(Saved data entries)

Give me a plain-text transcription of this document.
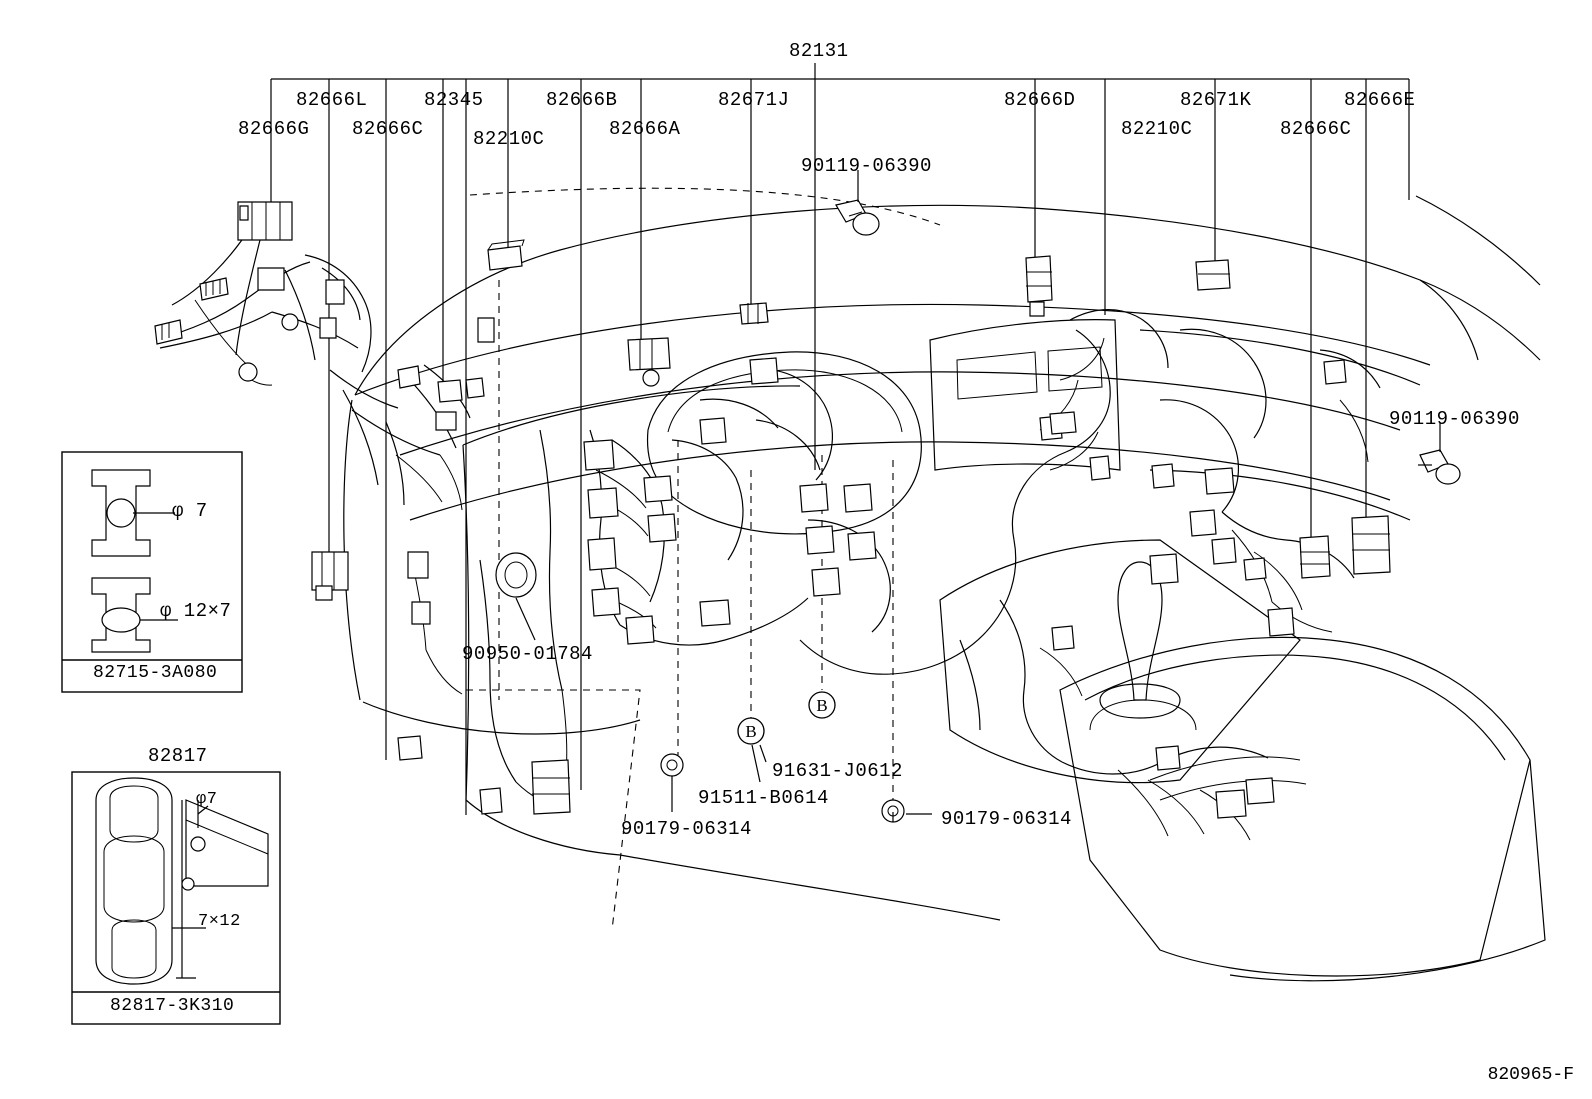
B
B
82131
82666L	82345	82666B	82671J	82666D	82671K	82666E
82666G 82666C	82210C	82666A	82210C	82666C
90119-06390
90119-06390
90950-01784
91631-J0612
91511-B0614
90179-06314	90179-06314
φ 7
φ 12×7
82715-3A080
82817
φ7
7×12
82817-3K310
820965-F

Objective | Reproduce each line word for word and drop the pictures.

Task result |
Give me a plain-text transcription of this document.
B
B
82131
82666L	82345	82666B	82671J	82666D	82671K	82666E
82666G 82666C	82210C	82666A	82210C	82666C
90119-06390
90119-06390
90950-01784
91631-J0612
91511-B0614
90179-06314	90179-06314
φ 7
φ 12×7
82715-3A080
82817
φ7
7×12
82817-3K310
820965-F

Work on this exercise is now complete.